● **WORK REQUIRED**
Write out the data again in full, exactly as it reads.

● **RECORDS FOR THE TASK**
_ _ _

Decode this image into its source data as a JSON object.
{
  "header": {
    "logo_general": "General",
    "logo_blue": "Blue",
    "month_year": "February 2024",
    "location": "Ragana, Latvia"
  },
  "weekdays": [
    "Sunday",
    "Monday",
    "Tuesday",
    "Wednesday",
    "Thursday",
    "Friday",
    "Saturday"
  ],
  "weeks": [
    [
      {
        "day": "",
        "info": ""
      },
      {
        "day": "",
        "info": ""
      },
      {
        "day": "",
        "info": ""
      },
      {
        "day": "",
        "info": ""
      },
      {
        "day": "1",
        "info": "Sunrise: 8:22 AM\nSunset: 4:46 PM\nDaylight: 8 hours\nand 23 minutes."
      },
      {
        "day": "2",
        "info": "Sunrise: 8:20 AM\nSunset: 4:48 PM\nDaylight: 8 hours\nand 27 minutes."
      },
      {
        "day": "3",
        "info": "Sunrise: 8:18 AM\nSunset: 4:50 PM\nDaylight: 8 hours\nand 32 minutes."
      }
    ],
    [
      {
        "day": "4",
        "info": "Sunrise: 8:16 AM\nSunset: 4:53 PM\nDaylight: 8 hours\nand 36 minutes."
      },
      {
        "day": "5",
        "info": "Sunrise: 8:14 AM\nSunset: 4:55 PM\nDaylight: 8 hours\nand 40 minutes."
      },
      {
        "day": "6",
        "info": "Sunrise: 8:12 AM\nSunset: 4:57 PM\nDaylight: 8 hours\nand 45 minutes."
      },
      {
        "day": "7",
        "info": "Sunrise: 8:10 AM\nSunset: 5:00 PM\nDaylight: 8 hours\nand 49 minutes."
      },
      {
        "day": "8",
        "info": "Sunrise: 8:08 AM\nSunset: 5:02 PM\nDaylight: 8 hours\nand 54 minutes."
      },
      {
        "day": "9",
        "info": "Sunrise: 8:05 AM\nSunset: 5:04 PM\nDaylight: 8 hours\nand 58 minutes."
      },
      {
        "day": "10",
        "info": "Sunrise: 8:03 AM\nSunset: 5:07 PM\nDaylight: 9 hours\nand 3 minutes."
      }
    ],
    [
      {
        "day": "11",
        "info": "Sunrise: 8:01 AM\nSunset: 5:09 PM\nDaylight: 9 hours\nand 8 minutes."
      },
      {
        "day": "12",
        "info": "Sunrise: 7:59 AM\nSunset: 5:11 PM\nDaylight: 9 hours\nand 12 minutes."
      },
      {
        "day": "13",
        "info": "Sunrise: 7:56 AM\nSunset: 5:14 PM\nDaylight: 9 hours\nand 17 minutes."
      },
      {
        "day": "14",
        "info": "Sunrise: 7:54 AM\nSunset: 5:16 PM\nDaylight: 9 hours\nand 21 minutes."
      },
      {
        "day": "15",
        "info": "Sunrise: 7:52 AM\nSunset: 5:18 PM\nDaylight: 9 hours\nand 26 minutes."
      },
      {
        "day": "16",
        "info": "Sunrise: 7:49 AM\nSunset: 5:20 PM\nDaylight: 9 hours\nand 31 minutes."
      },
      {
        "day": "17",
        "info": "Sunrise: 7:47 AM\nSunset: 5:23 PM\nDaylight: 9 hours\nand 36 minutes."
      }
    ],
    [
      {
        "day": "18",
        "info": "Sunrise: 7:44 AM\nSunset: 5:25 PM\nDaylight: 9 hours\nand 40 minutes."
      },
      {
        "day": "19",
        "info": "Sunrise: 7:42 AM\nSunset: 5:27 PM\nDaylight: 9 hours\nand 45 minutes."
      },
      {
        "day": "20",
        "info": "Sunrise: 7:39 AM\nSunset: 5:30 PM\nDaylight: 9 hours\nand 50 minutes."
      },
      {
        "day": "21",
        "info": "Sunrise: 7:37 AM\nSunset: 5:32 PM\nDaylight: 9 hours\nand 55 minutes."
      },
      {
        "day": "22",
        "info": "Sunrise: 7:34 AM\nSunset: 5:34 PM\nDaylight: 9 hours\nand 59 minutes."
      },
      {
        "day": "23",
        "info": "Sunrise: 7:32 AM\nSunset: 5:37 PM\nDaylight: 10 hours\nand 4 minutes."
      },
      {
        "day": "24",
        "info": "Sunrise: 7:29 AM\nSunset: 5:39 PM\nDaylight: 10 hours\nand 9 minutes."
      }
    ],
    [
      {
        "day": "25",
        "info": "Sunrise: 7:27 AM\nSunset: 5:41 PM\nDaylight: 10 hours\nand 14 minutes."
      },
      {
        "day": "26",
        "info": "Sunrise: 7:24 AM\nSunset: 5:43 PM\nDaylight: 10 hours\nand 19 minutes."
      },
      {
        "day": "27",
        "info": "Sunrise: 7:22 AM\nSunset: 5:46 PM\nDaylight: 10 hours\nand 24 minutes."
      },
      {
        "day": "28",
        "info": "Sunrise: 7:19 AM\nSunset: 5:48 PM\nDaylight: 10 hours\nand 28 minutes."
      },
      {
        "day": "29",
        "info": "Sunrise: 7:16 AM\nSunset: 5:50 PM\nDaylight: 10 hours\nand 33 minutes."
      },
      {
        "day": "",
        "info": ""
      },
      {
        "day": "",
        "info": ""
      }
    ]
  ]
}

_ _ _

● **RESPONSE FOR THIS EXERCISE**
Decode this image into its source data as a JSON object.
{
  "header": {
    "logo_general": "General",
    "logo_blue": "Blue",
    "month_year": "February 2024",
    "location": "Ragana, Latvia"
  },
  "weekdays": [
    "Sunday",
    "Monday",
    "Tuesday",
    "Wednesday",
    "Thursday",
    "Friday",
    "Saturday"
  ],
  "weeks": [
    [
      {
        "day": "",
        "info": ""
      },
      {
        "day": "",
        "info": ""
      },
      {
        "day": "",
        "info": ""
      },
      {
        "day": "",
        "info": ""
      },
      {
        "day": "1",
        "info": "Sunrise: 8:22 AM\nSunset: 4:46 PM\nDaylight: 8 hours\nand 23 minutes."
      },
      {
        "day": "2",
        "info": "Sunrise: 8:20 AM\nSunset: 4:48 PM\nDaylight: 8 hours\nand 27 minutes."
      },
      {
        "day": "3",
        "info": "Sunrise: 8:18 AM\nSunset: 4:50 PM\nDaylight: 8 hours\nand 32 minutes."
      }
    ],
    [
      {
        "day": "4",
        "info": "Sunrise: 8:16 AM\nSunset: 4:53 PM\nDaylight: 8 hours\nand 36 minutes."
      },
      {
        "day": "5",
        "info": "Sunrise: 8:14 AM\nSunset: 4:55 PM\nDaylight: 8 hours\nand 40 minutes."
      },
      {
        "day": "6",
        "info": "Sunrise: 8:12 AM\nSunset: 4:57 PM\nDaylight: 8 hours\nand 45 minutes."
      },
      {
        "day": "7",
        "info": "Sunrise: 8:10 AM\nSunset: 5:00 PM\nDaylight: 8 hours\nand 49 minutes."
      },
      {
        "day": "8",
        "info": "Sunrise: 8:08 AM\nSunset: 5:02 PM\nDaylight: 8 hours\nand 54 minutes."
      },
      {
        "day": "9",
        "info": "Sunrise: 8:05 AM\nSunset: 5:04 PM\nDaylight: 8 hours\nand 58 minutes."
      },
      {
        "day": "10",
        "info": "Sunrise: 8:03 AM\nSunset: 5:07 PM\nDaylight: 9 hours\nand 3 minutes."
      }
    ],
    [
      {
        "day": "11",
        "info": "Sunrise: 8:01 AM\nSunset: 5:09 PM\nDaylight: 9 hours\nand 8 minutes."
      },
      {
        "day": "12",
        "info": "Sunrise: 7:59 AM\nSunset: 5:11 PM\nDaylight: 9 hours\nand 12 minutes."
      },
      {
        "day": "13",
        "info": "Sunrise: 7:56 AM\nSunset: 5:14 PM\nDaylight: 9 hours\nand 17 minutes."
      },
      {
        "day": "14",
        "info": "Sunrise: 7:54 AM\nSunset: 5:16 PM\nDaylight: 9 hours\nand 21 minutes."
      },
      {
        "day": "15",
        "info": "Sunrise: 7:52 AM\nSunset: 5:18 PM\nDaylight: 9 hours\nand 26 minutes."
      },
      {
        "day": "16",
        "info": "Sunrise: 7:49 AM\nSunset: 5:20 PM\nDaylight: 9 hours\nand 31 minutes."
      },
      {
        "day": "17",
        "info": "Sunrise: 7:47 AM\nSunset: 5:23 PM\nDaylight: 9 hours\nand 36 minutes."
      }
    ],
    [
      {
        "day": "18",
        "info": "Sunrise: 7:44 AM\nSunset: 5:25 PM\nDaylight: 9 hours\nand 40 minutes."
      },
      {
        "day": "19",
        "info": "Sunrise: 7:42 AM\nSunset: 5:27 PM\nDaylight: 9 hours\nand 45 minutes."
      },
      {
        "day": "20",
        "info": "Sunrise: 7:39 AM\nSunset: 5:30 PM\nDaylight: 9 hours\nand 50 minutes."
      },
      {
        "day": "21",
        "info": "Sunrise: 7:37 AM\nSunset: 5:32 PM\nDaylight: 9 hours\nand 55 minutes."
      },
      {
        "day": "22",
        "info": "Sunrise: 7:34 AM\nSunset: 5:34 PM\nDaylight: 9 hours\nand 59 minutes."
      },
      {
        "day": "23",
        "info": "Sunrise: 7:32 AM\nSunset: 5:37 PM\nDaylight: 10 hours\nand 4 minutes."
      },
      {
        "day": "24",
        "info": "Sunrise: 7:29 AM\nSunset: 5:39 PM\nDaylight: 10 hours\nand 9 minutes."
      }
    ],
    [
      {
        "day": "25",
        "info": "Sunrise: 7:27 AM\nSunset: 5:41 PM\nDaylight: 10 hours\nand 14 minutes."
      },
      {
        "day": "26",
        "info": "Sunrise: 7:24 AM\nSunset: 5:43 PM\nDaylight: 10 hours\nand 19 minutes."
      },
      {
        "day": "27",
        "info": "Sunrise: 7:22 AM\nSunset: 5:46 PM\nDaylight: 10 hours\nand 24 minutes."
      },
      {
        "day": "28",
        "info": "Sunrise: 7:19 AM\nSunset: 5:48 PM\nDaylight: 10 hours\nand 28 minutes."
      },
      {
        "day": "29",
        "info": "Sunrise: 7:16 AM\nSunset: 5:50 PM\nDaylight: 10 hours\nand 33 minutes."
      },
      {
        "day": "",
        "info": ""
      },
      {
        "day": "",
        "info": ""
      }
    ]
  ]
}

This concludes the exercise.